» Exercise task:
Pick out all lines in the listing holding the string "google" and copy them.

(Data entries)
--- start ---

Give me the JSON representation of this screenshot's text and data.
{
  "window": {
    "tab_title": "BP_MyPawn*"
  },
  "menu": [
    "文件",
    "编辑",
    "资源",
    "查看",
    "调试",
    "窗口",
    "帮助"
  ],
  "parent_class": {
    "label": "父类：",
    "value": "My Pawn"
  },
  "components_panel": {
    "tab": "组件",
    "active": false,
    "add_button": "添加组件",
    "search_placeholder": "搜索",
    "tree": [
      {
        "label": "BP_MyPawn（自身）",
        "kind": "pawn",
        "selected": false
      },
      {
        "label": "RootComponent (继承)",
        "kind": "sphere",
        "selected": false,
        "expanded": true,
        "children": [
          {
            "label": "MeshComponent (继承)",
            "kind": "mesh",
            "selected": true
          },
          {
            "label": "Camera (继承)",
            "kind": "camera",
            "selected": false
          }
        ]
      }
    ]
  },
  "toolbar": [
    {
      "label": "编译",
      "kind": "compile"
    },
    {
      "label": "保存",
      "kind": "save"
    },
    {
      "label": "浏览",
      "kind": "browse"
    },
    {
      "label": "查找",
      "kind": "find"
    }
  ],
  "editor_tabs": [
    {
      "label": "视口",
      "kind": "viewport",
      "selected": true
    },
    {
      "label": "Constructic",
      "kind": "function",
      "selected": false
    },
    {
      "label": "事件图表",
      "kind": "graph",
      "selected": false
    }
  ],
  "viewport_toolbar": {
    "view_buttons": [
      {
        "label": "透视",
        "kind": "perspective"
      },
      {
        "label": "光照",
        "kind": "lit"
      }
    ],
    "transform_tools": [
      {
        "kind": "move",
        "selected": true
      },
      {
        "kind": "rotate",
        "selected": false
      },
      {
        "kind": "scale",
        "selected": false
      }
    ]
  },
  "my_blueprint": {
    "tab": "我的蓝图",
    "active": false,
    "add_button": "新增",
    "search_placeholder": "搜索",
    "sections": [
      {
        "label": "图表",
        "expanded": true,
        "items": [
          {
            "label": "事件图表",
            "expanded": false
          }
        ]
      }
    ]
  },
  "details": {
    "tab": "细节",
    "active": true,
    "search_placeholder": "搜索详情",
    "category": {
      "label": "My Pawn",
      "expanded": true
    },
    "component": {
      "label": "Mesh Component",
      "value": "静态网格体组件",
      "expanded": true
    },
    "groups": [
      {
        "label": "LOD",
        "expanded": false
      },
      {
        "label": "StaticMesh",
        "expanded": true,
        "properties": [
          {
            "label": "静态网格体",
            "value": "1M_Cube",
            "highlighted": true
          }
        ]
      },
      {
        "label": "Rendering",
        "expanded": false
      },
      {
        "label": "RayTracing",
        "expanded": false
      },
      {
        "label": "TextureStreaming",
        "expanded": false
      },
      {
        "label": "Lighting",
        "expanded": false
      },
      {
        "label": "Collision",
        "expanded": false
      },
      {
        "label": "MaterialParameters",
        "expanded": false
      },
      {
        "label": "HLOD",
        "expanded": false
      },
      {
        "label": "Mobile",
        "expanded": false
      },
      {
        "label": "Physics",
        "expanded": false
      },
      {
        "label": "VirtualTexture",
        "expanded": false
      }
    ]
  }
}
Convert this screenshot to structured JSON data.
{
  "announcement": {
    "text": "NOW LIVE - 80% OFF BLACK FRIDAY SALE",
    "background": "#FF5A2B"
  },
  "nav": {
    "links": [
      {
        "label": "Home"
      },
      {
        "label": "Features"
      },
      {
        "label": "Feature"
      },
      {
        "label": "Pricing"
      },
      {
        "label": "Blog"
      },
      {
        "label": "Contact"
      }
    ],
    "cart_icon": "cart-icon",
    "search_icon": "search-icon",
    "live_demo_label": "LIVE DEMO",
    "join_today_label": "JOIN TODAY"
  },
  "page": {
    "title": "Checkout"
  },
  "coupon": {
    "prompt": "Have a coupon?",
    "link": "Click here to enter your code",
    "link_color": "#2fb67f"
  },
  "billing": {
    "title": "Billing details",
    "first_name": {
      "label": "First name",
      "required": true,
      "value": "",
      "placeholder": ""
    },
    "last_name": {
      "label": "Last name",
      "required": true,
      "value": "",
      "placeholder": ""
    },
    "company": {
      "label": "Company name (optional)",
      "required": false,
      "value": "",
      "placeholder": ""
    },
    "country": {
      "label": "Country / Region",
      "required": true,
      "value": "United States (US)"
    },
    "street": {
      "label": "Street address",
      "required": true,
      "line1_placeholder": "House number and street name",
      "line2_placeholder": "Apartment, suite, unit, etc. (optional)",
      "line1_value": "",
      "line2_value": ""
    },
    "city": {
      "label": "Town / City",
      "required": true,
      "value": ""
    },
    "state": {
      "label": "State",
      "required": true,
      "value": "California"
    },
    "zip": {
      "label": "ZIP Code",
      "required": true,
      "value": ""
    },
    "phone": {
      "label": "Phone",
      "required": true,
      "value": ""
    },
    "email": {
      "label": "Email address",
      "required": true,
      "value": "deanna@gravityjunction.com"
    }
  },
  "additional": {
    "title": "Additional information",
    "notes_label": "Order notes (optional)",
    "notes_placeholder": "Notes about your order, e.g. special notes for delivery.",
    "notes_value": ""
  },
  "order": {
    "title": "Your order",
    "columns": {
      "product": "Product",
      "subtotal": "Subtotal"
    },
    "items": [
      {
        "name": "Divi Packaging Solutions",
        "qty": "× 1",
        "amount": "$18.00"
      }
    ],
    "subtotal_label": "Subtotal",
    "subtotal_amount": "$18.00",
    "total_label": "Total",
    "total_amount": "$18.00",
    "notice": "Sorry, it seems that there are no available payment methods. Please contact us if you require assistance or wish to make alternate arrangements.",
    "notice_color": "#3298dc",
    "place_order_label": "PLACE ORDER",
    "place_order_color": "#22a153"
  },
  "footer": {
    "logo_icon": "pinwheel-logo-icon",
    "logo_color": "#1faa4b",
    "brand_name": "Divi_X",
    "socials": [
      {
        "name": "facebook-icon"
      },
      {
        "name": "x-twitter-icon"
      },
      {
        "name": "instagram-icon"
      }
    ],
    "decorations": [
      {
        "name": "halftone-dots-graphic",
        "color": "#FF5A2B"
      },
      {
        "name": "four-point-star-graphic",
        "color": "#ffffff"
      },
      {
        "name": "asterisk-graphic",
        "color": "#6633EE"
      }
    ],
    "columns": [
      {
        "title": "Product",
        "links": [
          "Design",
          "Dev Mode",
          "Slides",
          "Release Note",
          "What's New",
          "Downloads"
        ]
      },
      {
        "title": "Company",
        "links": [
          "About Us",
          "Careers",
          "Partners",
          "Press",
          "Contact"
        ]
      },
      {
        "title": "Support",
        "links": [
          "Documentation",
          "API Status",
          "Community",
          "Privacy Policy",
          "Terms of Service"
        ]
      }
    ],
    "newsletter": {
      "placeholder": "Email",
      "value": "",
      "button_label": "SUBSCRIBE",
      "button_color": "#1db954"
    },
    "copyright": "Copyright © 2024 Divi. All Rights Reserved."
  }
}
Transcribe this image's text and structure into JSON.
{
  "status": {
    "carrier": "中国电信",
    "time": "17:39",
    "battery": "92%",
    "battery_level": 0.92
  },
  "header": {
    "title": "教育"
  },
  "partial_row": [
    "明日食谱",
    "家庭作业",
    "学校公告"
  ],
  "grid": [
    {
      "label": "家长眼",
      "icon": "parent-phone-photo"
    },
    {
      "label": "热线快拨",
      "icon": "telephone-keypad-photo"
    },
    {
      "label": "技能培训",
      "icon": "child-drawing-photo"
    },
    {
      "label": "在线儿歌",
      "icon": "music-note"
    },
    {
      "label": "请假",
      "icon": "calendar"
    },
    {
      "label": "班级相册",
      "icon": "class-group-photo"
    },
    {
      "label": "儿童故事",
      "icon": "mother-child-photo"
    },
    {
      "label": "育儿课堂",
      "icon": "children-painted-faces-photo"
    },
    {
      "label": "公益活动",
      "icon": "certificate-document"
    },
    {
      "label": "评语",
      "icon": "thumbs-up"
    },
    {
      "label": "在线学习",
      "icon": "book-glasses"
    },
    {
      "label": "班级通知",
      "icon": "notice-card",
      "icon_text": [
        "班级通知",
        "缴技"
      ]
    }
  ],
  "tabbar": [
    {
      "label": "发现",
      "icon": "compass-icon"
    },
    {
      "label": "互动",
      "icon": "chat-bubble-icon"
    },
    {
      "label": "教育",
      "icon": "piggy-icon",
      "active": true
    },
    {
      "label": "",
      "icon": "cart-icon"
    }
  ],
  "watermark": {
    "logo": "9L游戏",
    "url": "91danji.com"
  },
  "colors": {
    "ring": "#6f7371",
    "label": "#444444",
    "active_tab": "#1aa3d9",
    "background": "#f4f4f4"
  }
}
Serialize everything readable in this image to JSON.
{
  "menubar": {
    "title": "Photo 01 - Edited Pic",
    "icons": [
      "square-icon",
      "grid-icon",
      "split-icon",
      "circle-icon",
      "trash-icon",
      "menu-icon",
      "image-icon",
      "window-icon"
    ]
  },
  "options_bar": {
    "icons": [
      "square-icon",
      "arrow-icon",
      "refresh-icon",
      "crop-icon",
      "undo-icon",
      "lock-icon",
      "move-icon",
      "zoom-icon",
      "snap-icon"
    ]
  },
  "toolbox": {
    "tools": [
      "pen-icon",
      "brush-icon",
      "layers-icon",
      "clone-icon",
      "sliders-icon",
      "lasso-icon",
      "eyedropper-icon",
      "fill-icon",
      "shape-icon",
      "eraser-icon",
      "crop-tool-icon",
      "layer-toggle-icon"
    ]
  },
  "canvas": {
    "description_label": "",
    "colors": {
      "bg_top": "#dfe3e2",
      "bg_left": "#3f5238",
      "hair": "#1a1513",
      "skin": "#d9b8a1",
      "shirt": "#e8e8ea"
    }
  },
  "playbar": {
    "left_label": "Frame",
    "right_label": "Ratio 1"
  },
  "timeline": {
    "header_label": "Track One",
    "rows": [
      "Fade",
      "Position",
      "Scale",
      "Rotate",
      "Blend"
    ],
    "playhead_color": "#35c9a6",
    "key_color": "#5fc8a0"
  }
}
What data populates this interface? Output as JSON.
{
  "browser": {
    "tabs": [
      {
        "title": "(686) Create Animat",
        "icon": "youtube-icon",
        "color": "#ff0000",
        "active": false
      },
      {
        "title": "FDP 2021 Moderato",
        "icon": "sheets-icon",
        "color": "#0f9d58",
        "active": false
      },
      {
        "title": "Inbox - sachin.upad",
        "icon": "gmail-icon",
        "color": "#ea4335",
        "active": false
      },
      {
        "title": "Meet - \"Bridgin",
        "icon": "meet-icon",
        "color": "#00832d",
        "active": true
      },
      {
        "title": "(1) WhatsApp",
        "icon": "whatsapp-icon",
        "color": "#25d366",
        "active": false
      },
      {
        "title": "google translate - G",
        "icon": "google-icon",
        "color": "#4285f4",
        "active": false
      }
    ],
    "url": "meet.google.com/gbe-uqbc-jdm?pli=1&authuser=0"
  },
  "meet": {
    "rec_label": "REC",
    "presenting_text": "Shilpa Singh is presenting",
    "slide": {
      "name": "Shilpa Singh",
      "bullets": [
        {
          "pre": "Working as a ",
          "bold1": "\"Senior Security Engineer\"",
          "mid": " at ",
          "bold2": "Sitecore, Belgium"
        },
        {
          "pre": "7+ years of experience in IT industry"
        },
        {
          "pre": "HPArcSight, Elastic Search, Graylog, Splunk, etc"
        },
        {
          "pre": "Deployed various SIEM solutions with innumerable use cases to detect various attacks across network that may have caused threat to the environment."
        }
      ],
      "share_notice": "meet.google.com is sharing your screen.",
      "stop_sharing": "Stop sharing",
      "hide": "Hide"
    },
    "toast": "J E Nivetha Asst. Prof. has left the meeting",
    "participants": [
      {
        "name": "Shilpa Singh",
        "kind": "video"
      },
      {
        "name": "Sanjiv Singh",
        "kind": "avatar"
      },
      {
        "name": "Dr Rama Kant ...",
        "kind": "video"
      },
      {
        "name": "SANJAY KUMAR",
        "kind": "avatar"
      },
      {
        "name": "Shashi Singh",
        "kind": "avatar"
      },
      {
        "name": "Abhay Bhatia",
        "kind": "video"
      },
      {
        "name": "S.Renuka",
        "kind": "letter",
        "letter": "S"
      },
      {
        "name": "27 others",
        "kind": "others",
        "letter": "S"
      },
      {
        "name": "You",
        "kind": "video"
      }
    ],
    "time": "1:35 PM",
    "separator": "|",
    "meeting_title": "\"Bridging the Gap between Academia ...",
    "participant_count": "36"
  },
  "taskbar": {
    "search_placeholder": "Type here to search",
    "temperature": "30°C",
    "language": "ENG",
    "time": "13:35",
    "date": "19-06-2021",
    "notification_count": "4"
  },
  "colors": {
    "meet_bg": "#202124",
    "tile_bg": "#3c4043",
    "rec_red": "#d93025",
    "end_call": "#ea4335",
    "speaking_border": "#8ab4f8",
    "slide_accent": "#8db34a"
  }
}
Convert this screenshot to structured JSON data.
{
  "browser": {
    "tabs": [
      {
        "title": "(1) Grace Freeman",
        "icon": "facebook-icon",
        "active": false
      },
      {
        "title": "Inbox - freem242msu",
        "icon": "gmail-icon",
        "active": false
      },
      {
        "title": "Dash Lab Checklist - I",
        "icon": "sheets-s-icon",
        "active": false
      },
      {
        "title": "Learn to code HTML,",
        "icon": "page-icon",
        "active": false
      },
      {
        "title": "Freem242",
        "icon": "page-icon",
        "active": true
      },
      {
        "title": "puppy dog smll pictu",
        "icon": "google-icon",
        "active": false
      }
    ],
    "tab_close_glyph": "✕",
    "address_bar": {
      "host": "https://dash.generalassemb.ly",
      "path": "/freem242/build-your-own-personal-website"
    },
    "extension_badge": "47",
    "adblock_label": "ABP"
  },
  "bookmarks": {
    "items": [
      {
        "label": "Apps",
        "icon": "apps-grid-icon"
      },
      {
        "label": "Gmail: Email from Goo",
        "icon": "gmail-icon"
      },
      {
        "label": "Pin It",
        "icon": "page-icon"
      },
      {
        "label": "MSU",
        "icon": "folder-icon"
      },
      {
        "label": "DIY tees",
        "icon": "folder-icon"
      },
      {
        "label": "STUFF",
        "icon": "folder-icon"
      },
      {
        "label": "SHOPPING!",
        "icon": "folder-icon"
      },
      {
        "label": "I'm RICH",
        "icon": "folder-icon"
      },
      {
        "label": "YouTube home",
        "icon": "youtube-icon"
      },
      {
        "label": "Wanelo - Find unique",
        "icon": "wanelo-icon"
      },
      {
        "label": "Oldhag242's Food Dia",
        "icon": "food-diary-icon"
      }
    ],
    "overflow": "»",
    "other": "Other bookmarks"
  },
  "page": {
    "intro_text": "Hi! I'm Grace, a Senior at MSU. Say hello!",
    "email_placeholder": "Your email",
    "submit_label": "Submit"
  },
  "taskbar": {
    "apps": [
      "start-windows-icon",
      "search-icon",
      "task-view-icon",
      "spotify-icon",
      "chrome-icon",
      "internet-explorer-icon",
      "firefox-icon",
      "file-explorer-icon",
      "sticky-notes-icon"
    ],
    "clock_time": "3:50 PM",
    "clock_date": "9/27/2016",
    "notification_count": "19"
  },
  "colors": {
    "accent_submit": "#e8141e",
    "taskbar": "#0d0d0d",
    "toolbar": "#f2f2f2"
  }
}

--- end ---

» Reply to the exercise:
        "title": "google translate - G",
        "icon": "google-icon",
    "url": "meet.google.com/gbe-uqbc-jdm?pli=1&authuser=0"
      "share_notice": "meet.google.com is sharing your screen.",
        "icon": "google-icon",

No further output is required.